Repeat each line exactly as it is written.

####################

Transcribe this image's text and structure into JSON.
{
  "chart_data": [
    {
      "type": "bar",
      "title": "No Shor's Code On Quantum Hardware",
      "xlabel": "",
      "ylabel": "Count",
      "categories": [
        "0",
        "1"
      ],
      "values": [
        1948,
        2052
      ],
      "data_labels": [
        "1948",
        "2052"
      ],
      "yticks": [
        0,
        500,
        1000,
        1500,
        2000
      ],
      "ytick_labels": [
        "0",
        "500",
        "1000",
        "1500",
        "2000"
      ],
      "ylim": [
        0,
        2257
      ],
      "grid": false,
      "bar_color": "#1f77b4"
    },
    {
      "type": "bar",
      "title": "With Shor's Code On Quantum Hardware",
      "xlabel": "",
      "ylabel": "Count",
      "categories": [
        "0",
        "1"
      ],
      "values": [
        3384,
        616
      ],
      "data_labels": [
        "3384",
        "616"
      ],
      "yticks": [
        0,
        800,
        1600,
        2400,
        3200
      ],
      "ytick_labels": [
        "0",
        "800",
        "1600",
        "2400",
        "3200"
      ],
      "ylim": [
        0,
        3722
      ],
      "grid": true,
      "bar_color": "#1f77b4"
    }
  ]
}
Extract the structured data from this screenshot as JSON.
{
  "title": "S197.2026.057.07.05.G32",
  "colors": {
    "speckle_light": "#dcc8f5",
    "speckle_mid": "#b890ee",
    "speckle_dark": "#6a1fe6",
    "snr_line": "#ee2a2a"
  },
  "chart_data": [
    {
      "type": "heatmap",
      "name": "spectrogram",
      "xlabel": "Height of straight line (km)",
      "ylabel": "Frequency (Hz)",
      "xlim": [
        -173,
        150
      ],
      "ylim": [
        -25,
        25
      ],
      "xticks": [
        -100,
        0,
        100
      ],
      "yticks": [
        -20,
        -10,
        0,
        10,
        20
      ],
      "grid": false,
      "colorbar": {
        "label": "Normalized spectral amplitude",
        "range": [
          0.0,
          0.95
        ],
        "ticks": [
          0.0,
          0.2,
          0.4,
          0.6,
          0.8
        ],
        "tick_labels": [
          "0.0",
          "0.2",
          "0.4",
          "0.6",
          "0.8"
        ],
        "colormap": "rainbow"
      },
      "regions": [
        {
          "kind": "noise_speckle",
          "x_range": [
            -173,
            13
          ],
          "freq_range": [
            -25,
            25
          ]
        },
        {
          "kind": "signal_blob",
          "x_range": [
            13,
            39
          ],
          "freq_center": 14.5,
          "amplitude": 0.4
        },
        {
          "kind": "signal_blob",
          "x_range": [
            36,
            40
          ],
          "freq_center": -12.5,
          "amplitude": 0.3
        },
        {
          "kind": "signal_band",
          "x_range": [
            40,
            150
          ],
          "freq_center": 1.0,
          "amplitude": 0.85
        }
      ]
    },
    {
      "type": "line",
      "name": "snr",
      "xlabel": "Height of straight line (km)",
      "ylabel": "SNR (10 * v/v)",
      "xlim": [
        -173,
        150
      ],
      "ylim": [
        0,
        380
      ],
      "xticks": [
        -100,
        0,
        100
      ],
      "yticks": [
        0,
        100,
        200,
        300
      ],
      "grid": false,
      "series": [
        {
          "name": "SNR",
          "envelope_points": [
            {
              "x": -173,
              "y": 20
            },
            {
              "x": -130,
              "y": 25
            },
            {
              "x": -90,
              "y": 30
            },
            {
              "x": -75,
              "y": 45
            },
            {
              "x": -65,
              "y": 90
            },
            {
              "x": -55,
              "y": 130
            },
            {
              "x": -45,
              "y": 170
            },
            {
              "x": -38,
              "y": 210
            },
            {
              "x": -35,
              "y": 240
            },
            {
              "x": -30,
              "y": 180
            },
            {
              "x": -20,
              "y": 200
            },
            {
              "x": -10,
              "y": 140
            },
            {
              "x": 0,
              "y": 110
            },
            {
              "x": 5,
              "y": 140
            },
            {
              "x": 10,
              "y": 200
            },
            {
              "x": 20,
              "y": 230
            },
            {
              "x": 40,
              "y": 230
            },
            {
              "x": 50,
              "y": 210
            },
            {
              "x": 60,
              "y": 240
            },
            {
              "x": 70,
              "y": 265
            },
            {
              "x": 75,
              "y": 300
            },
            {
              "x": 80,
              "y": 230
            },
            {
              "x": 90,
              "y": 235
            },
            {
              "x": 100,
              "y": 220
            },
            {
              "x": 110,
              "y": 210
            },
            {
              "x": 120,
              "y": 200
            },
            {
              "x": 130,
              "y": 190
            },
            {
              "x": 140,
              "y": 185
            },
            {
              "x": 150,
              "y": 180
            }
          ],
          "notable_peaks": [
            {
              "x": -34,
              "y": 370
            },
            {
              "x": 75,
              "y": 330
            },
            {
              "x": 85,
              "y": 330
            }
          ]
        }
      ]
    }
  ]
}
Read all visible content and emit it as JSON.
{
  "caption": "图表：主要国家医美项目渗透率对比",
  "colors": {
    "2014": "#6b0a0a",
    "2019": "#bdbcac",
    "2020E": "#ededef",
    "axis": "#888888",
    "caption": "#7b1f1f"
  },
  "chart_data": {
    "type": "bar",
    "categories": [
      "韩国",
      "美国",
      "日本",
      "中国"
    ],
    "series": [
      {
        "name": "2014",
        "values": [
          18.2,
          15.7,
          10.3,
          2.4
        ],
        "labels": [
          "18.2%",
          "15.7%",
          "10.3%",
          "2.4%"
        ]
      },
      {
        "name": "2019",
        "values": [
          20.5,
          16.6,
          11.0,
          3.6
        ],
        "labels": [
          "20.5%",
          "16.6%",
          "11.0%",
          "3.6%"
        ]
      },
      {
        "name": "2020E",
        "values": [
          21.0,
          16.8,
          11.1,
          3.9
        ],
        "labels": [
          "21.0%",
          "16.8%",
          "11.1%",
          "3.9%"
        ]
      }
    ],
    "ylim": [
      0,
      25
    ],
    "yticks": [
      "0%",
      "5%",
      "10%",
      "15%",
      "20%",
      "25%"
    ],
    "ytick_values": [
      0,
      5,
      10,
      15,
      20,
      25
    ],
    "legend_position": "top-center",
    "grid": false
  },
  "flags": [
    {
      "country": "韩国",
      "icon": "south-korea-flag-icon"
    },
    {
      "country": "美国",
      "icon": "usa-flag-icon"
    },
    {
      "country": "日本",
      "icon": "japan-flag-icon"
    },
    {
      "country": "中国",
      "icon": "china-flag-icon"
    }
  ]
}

####################

FULL RESPONSE:
Transcribe this image's text and structure into JSON.
{
  "chart_data": [
    {
      "type": "bar",
      "title": "No Shor's Code On Quantum Hardware",
      "xlabel": "",
      "ylabel": "Count",
      "categories": [
        "0",
        "1"
      ],
      "values": [
        1948,
        2052
      ],
      "data_labels": [
        "1948",
        "2052"
      ],
      "yticks": [
        0,
        500,
        1000,
        1500,
        2000
      ],
      "ytick_labels": [
        "0",
        "500",
        "1000",
        "1500",
        "2000"
      ],
      "ylim": [
        0,
        2257
      ],
      "grid": false,
      "bar_color": "#1f77b4"
    },
    {
      "type": "bar",
      "title": "With Shor's Code On Quantum Hardware",
      "xlabel": "",
      "ylabel": "Count",
      "categories": [
        "0",
        "1"
      ],
      "values": [
        3384,
        616
      ],
      "data_labels": [
        "3384",
        "616"
      ],
      "yticks": [
        0,
        800,
        1600,
        2400,
        3200
      ],
      "ytick_labels": [
        "0",
        "800",
        "1600",
        "2400",
        "3200"
      ],
      "ylim": [
        0,
        3722
      ],
      "grid": true,
      "bar_color": "#1f77b4"
    }
  ]
}
Extract the structured data from this screenshot as JSON.
{
  "title": "S197.2026.057.07.05.G32",
  "colors": {
    "speckle_light": "#dcc8f5",
    "speckle_mid": "#b890ee",
    "speckle_dark": "#6a1fe6",
    "snr_line": "#ee2a2a"
  },
  "chart_data": [
    {
      "type": "heatmap",
      "name": "spectrogram",
      "xlabel": "Height of straight line (km)",
      "ylabel": "Frequency (Hz)",
      "xlim": [
        -173,
        150
      ],
      "ylim": [
        -25,
        25
      ],
      "xticks": [
        -100,
        0,
        100
      ],
      "yticks": [
        -20,
        -10,
        0,
        10,
        20
      ],
      "grid": false,
      "colorbar": {
        "label": "Normalized spectral amplitude",
        "range": [
          0.0,
          0.95
        ],
        "ticks": [
          0.0,
          0.2,
          0.4,
          0.6,
          0.8
        ],
        "tick_labels": [
          "0.0",
          "0.2",
          "0.4",
          "0.6",
          "0.8"
        ],
        "colormap": "rainbow"
      },
      "regions": [
        {
          "kind": "noise_speckle",
          "x_range": [
            -173,
            13
          ],
          "freq_range": [
            -25,
            25
          ]
        },
        {
          "kind": "signal_blob",
          "x_range": [
            13,
            39
          ],
          "freq_center": 14.5,
          "amplitude": 0.4
        },
        {
          "kind": "signal_blob",
          "x_range": [
            36,
            40
          ],
          "freq_center": -12.5,
          "amplitude": 0.3
        },
        {
          "kind": "signal_band",
          "x_range": [
            40,
            150
          ],
          "freq_center": 1.0,
          "amplitude": 0.85
        }
      ]
    },
    {
      "type": "line",
      "name": "snr",
      "xlabel": "Height of straight line (km)",
      "ylabel": "SNR (10 * v/v)",
      "xlim": [
        -173,
        150
      ],
      "ylim": [
        0,
        380
      ],
      "xticks": [
        -100,
        0,
        100
      ],
      "yticks": [
        0,
        100,
        200,
        300
      ],
      "grid": false,
      "series": [
        {
          "name": "SNR",
          "envelope_points": [
            {
              "x": -173,
              "y": 20
            },
            {
              "x": -130,
              "y": 25
            },
            {
              "x": -90,
              "y": 30
            },
            {
              "x": -75,
              "y": 45
            },
            {
              "x": -65,
              "y": 90
            },
            {
              "x": -55,
              "y": 130
            },
            {
              "x": -45,
              "y": 170
            },
            {
              "x": -38,
              "y": 210
            },
            {
              "x": -35,
              "y": 240
            },
            {
              "x": -30,
              "y": 180
            },
            {
              "x": -20,
              "y": 200
            },
            {
              "x": -10,
              "y": 140
            },
            {
              "x": 0,
              "y": 110
            },
            {
              "x": 5,
              "y": 140
            },
            {
              "x": 10,
              "y": 200
            },
            {
              "x": 20,
              "y": 230
            },
            {
              "x": 40,
              "y": 230
            },
            {
              "x": 50,
              "y": 210
            },
            {
              "x": 60,
              "y": 240
            },
            {
              "x": 70,
              "y": 265
            },
            {
              "x": 75,
              "y": 300
            },
            {
              "x": 80,
              "y": 230
            },
            {
              "x": 90,
              "y": 235
            },
            {
              "x": 100,
              "y": 220
            },
            {
              "x": 110,
              "y": 210
            },
            {
              "x": 120,
              "y": 200
            },
            {
              "x": 130,
              "y": 190
            },
            {
              "x": 140,
              "y": 185
            },
            {
              "x": 150,
              "y": 180
            }
          ],
          "notable_peaks": [
            {
              "x": -34,
              "y": 370
            },
            {
              "x": 75,
              "y": 330
            },
            {
              "x": 85,
              "y": 330
            }
          ]
        }
      ]
    }
  ]
}
Read all visible content and emit it as JSON.
{
  "caption": "图表：主要国家医美项目渗透率对比",
  "colors": {
    "2014": "#6b0a0a",
    "2019": "#bdbcac",
    "2020E": "#ededef",
    "axis": "#888888",
    "caption": "#7b1f1f"
  },
  "chart_data": {
    "type": "bar",
    "categories": [
      "韩国",
      "美国",
      "日本",
      "中国"
    ],
    "series": [
      {
        "name": "2014",
        "values": [
          18.2,
          15.7,
          10.3,
          2.4
        ],
        "labels": [
          "18.2%",
          "15.7%",
          "10.3%",
          "2.4%"
        ]
      },
      {
        "name": "2019",
        "values": [
          20.5,
          16.6,
          11.0,
          3.6
        ],
        "labels": [
          "20.5%",
          "16.6%",
          "11.0%",
          "3.6%"
        ]
      },
      {
        "name": "2020E",
        "values": [
          21.0,
          16.8,
          11.1,
          3.9
        ],
        "labels": [
          "21.0%",
          "16.8%",
          "11.1%",
          "3.9%"
        ]
      }
    ],
    "ylim": [
      0,
      25
    ],
    "yticks": [
      "0%",
      "5%",
      "10%",
      "15%",
      "20%",
      "25%"
    ],
    "ytick_values": [
      0,
      5,
      10,
      15,
      20,
      25
    ],
    "legend_position": "top-center",
    "grid": false
  },
  "flags": [
    {
      "country": "韩国",
      "icon": "south-korea-flag-icon"
    },
    {
      "country": "美国",
      "icon": "usa-flag-icon"
    },
    {
      "country": "日本",
      "icon": "japan-flag-icon"
    },
    {
      "country": "中国",
      "icon": "china-flag-icon"
    }
  ]
}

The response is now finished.